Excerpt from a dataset
↓
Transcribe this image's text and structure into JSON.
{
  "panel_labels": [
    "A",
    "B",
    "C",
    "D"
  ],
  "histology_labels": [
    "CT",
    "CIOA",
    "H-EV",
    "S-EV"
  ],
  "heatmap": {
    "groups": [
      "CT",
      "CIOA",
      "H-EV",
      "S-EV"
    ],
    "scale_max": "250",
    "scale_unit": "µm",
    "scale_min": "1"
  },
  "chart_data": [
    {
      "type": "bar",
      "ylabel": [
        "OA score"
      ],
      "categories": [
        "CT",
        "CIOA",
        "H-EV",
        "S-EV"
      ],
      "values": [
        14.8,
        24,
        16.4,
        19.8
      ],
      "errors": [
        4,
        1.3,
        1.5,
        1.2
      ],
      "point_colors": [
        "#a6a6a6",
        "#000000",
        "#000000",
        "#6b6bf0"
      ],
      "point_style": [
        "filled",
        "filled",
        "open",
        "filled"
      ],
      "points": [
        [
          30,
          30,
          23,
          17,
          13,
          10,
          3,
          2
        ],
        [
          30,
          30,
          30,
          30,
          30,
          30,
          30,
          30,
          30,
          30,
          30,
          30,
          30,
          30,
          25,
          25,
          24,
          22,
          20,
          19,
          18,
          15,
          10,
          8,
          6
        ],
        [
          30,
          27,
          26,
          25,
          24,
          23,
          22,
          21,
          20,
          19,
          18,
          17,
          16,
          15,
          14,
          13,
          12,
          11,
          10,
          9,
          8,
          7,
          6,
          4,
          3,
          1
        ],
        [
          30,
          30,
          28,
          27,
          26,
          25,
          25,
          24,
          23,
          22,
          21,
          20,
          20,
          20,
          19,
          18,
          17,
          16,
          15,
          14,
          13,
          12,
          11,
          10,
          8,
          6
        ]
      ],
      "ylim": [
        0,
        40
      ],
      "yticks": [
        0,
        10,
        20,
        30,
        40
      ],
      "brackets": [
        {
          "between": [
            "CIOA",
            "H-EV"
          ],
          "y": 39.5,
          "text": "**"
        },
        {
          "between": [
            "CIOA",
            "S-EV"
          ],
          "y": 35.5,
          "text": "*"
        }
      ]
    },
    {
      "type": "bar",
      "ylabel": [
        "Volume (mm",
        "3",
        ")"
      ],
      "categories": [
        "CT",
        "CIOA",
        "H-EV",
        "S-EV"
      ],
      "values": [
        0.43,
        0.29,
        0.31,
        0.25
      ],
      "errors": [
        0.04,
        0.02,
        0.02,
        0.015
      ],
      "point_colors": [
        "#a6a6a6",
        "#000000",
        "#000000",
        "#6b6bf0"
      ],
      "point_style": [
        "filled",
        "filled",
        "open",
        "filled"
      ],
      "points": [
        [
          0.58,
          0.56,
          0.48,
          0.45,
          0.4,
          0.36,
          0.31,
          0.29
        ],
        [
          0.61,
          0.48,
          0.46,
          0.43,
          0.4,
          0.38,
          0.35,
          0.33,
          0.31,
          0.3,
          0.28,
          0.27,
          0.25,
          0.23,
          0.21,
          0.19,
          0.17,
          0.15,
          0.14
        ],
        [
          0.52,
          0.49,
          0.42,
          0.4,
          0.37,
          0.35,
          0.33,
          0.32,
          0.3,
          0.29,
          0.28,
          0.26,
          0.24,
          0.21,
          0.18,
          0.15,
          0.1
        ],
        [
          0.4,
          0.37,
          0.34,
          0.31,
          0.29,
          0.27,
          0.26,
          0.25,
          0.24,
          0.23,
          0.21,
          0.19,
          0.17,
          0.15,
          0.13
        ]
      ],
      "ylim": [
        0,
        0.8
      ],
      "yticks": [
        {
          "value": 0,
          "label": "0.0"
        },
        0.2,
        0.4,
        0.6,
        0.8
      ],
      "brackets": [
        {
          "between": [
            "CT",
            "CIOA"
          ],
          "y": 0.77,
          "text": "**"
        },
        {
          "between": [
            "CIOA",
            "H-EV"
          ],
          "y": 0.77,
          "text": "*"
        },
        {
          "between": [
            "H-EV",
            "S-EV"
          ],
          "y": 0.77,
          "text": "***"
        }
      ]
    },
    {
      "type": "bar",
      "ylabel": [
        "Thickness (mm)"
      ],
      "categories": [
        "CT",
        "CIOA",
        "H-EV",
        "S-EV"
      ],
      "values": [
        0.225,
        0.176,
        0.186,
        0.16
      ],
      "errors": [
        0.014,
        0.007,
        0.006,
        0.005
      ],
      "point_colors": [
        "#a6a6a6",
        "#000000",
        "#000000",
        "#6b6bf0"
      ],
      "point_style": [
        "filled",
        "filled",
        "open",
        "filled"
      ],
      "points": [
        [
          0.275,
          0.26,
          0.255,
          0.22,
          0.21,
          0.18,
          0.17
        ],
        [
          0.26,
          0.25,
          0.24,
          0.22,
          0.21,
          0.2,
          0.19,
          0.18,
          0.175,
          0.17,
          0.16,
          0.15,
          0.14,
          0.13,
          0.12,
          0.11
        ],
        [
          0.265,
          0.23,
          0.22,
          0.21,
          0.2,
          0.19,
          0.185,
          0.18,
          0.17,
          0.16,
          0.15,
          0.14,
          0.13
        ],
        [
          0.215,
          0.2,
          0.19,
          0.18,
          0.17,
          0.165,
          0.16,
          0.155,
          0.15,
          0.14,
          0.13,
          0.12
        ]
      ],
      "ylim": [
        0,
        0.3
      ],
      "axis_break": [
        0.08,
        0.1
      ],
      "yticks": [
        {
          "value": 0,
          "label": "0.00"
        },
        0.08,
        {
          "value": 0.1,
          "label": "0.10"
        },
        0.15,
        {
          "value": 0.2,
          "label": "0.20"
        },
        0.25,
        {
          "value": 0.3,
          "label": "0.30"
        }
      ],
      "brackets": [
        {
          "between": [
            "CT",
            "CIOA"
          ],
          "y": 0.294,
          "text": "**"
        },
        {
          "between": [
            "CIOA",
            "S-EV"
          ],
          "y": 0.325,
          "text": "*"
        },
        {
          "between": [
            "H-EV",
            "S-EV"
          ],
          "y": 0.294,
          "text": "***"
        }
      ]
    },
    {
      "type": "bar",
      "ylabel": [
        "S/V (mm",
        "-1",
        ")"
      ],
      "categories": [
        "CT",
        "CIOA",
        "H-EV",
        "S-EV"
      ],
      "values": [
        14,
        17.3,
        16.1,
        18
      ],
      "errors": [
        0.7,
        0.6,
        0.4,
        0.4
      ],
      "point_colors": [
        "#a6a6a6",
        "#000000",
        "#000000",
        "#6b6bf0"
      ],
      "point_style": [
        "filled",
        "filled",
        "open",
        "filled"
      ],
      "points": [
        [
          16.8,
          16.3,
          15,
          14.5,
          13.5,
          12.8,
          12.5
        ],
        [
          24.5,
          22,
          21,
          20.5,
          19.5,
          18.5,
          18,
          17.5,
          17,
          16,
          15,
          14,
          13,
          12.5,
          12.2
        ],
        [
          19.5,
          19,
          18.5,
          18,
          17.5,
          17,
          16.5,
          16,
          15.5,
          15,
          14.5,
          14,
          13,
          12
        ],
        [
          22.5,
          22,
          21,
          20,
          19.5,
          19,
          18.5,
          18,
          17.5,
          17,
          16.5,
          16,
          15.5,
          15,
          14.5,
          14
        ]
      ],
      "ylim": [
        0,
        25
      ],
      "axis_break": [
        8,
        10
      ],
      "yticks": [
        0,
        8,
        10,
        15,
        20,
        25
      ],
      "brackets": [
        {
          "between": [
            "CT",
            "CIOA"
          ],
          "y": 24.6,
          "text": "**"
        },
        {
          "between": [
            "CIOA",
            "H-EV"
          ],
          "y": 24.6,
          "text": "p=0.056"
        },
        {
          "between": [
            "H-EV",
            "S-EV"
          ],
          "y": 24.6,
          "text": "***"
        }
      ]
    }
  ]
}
↑
[Directive]: Please output every record, keeping each line exact.

[Solved problem]:
Transcribe this image's text and structure into JSON.
{
  "panel_labels": [
    "A",
    "B",
    "C",
    "D"
  ],
  "histology_labels": [
    "CT",
    "CIOA",
    "H-EV",
    "S-EV"
  ],
  "heatmap": {
    "groups": [
      "CT",
      "CIOA",
      "H-EV",
      "S-EV"
    ],
    "scale_max": "250",
    "scale_unit": "µm",
    "scale_min": "1"
  },
  "chart_data": [
    {
      "type": "bar",
      "ylabel": [
        "OA score"
      ],
      "categories": [
        "CT",
        "CIOA",
        "H-EV",
        "S-EV"
      ],
      "values": [
        14.8,
        24,
        16.4,
        19.8
      ],
      "errors": [
        4,
        1.3,
        1.5,
        1.2
      ],
      "point_colors": [
        "#a6a6a6",
        "#000000",
        "#000000",
        "#6b6bf0"
      ],
      "point_style": [
        "filled",
        "filled",
        "open",
        "filled"
      ],
      "points": [
        [
          30,
          30,
          23,
          17,
          13,
          10,
          3,
          2
        ],
        [
          30,
          30,
          30,
          30,
          30,
          30,
          30,
          30,
          30,
          30,
          30,
          30,
          30,
          30,
          25,
          25,
          24,
          22,
          20,
          19,
          18,
          15,
          10,
          8,
          6
        ],
        [
          30,
          27,
          26,
          25,
          24,
          23,
          22,
          21,
          20,
          19,
          18,
          17,
          16,
          15,
          14,
          13,
          12,
          11,
          10,
          9,
          8,
          7,
          6,
          4,
          3,
          1
        ],
        [
          30,
          30,
          28,
          27,
          26,
          25,
          25,
          24,
          23,
          22,
          21,
          20,
          20,
          20,
          19,
          18,
          17,
          16,
          15,
          14,
          13,
          12,
          11,
          10,
          8,
          6
        ]
      ],
      "ylim": [
        0,
        40
      ],
      "yticks": [
        0,
        10,
        20,
        30,
        40
      ],
      "brackets": [
        {
          "between": [
            "CIOA",
            "H-EV"
          ],
          "y": 39.5,
          "text": "**"
        },
        {
          "between": [
            "CIOA",
            "S-EV"
          ],
          "y": 35.5,
          "text": "*"
        }
      ]
    },
    {
      "type": "bar",
      "ylabel": [
        "Volume (mm",
        "3",
        ")"
      ],
      "categories": [
        "CT",
        "CIOA",
        "H-EV",
        "S-EV"
      ],
      "values": [
        0.43,
        0.29,
        0.31,
        0.25
      ],
      "errors": [
        0.04,
        0.02,
        0.02,
        0.015
      ],
      "point_colors": [
        "#a6a6a6",
        "#000000",
        "#000000",
        "#6b6bf0"
      ],
      "point_style": [
        "filled",
        "filled",
        "open",
        "filled"
      ],
      "points": [
        [
          0.58,
          0.56,
          0.48,
          0.45,
          0.4,
          0.36,
          0.31,
          0.29
        ],
        [
          0.61,
          0.48,
          0.46,
          0.43,
          0.4,
          0.38,
          0.35,
          0.33,
          0.31,
          0.3,
          0.28,
          0.27,
          0.25,
          0.23,
          0.21,
          0.19,
          0.17,
          0.15,
          0.14
        ],
        [
          0.52,
          0.49,
          0.42,
          0.4,
          0.37,
          0.35,
          0.33,
          0.32,
          0.3,
          0.29,
          0.28,
          0.26,
          0.24,
          0.21,
          0.18,
          0.15,
          0.1
        ],
        [
          0.4,
          0.37,
          0.34,
          0.31,
          0.29,
          0.27,
          0.26,
          0.25,
          0.24,
          0.23,
          0.21,
          0.19,
          0.17,
          0.15,
          0.13
        ]
      ],
      "ylim": [
        0,
        0.8
      ],
      "yticks": [
        {
          "value": 0,
          "label": "0.0"
        },
        0.2,
        0.4,
        0.6,
        0.8
      ],
      "brackets": [
        {
          "between": [
            "CT",
            "CIOA"
          ],
          "y": 0.77,
          "text": "**"
        },
        {
          "between": [
            "CIOA",
            "H-EV"
          ],
          "y": 0.77,
          "text": "*"
        },
        {
          "between": [
            "H-EV",
            "S-EV"
          ],
          "y": 0.77,
          "text": "***"
        }
      ]
    },
    {
      "type": "bar",
      "ylabel": [
        "Thickness (mm)"
      ],
      "categories": [
        "CT",
        "CIOA",
        "H-EV",
        "S-EV"
      ],
      "values": [
        0.225,
        0.176,
        0.186,
        0.16
      ],
      "errors": [
        0.014,
        0.007,
        0.006,
        0.005
      ],
      "point_colors": [
        "#a6a6a6",
        "#000000",
        "#000000",
        "#6b6bf0"
      ],
      "point_style": [
        "filled",
        "filled",
        "open",
        "filled"
      ],
      "points": [
        [
          0.275,
          0.26,
          0.255,
          0.22,
          0.21,
          0.18,
          0.17
        ],
        [
          0.26,
          0.25,
          0.24,
          0.22,
          0.21,
          0.2,
          0.19,
          0.18,
          0.175,
          0.17,
          0.16,
          0.15,
          0.14,
          0.13,
          0.12,
          0.11
        ],
        [
          0.265,
          0.23,
          0.22,
          0.21,
          0.2,
          0.19,
          0.185,
          0.18,
          0.17,
          0.16,
          0.15,
          0.14,
          0.13
        ],
        [
          0.215,
          0.2,
          0.19,
          0.18,
          0.17,
          0.165,
          0.16,
          0.155,
          0.15,
          0.14,
          0.13,
          0.12
        ]
      ],
      "ylim": [
        0,
        0.3
      ],
      "axis_break": [
        0.08,
        0.1
      ],
      "yticks": [
        {
          "value": 0,
          "label": "0.00"
        },
        0.08,
        {
          "value": 0.1,
          "label": "0.10"
        },
        0.15,
        {
          "value": 0.2,
          "label": "0.20"
        },
        0.25,
        {
          "value": 0.3,
          "label": "0.30"
        }
      ],
      "brackets": [
        {
          "between": [
            "CT",
            "CIOA"
          ],
          "y": 0.294,
          "text": "**"
        },
        {
          "between": [
            "CIOA",
            "S-EV"
          ],
          "y": 0.325,
          "text": "*"
        },
        {
          "between": [
            "H-EV",
            "S-EV"
          ],
          "y": 0.294,
          "text": "***"
        }
      ]
    },
    {
      "type": "bar",
      "ylabel": [
        "S/V (mm",
        "-1",
        ")"
      ],
      "categories": [
        "CT",
        "CIOA",
        "H-EV",
        "S-EV"
      ],
      "values": [
        14,
        17.3,
        16.1,
        18
      ],
      "errors": [
        0.7,
        0.6,
        0.4,
        0.4
      ],
      "point_colors": [
        "#a6a6a6",
        "#000000",
        "#000000",
        "#6b6bf0"
      ],
      "point_style": [
        "filled",
        "filled",
        "open",
        "filled"
      ],
      "points": [
        [
          16.8,
          16.3,
          15,
          14.5,
          13.5,
          12.8,
          12.5
        ],
        [
          24.5,
          22,
          21,
          20.5,
          19.5,
          18.5,
          18,
          17.5,
          17,
          16,
          15,
          14,
          13,
          12.5,
          12.2
        ],
        [
          19.5,
          19,
          18.5,
          18,
          17.5,
          17,
          16.5,
          16,
          15.5,
          15,
          14.5,
          14,
          13,
          12
        ],
        [
          22.5,
          22,
          21,
          20,
          19.5,
          19,
          18.5,
          18,
          17.5,
          17,
          16.5,
          16,
          15.5,
          15,
          14.5,
          14
        ]
      ],
      "ylim": [
        0,
        25
      ],
      "axis_break": [
        8,
        10
      ],
      "yticks": [
        0,
        8,
        10,
        15,
        20,
        25
      ],
      "brackets": [
        {
          "between": [
            "CT",
            "CIOA"
          ],
          "y": 24.6,
          "text": "**"
        },
        {
          "between": [
            "CIOA",
            "H-EV"
          ],
          "y": 24.6,
          "text": "p=0.056"
        },
        {
          "between": [
            "H-EV",
            "S-EV"
          ],
          "y": 24.6,
          "text": "***"
        }
      ]
    }
  ]
}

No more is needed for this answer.